- _Figure contents as structured data_

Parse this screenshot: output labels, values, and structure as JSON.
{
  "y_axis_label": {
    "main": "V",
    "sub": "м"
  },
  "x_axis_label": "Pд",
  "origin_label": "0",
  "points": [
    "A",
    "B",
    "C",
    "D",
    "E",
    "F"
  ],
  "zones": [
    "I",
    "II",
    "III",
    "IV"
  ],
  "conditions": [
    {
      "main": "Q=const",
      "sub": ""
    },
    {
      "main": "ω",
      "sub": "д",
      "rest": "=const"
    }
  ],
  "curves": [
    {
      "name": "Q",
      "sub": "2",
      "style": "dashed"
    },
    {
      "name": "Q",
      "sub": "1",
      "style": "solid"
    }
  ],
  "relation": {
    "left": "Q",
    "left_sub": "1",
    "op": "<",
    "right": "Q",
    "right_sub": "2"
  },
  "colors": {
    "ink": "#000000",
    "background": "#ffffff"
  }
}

- _SHORT EXERCISE_
Print the entries exactly. Include every one.

- _SOLVED EXERCISE_
Parse this screenshot: output labels, values, and structure as JSON.
{
  "y_axis_label": {
    "main": "V",
    "sub": "м"
  },
  "x_axis_label": "Pд",
  "origin_label": "0",
  "points": [
    "A",
    "B",
    "C",
    "D",
    "E",
    "F"
  ],
  "zones": [
    "I",
    "II",
    "III",
    "IV"
  ],
  "conditions": [
    {
      "main": "Q=const",
      "sub": ""
    },
    {
      "main": "ω",
      "sub": "д",
      "rest": "=const"
    }
  ],
  "curves": [
    {
      "name": "Q",
      "sub": "2",
      "style": "dashed"
    },
    {
      "name": "Q",
      "sub": "1",
      "style": "solid"
    }
  ],
  "relation": {
    "left": "Q",
    "left_sub": "1",
    "op": "<",
    "right": "Q",
    "right_sub": "2"
  },
  "colors": {
    "ink": "#000000",
    "background": "#ffffff"
  }
}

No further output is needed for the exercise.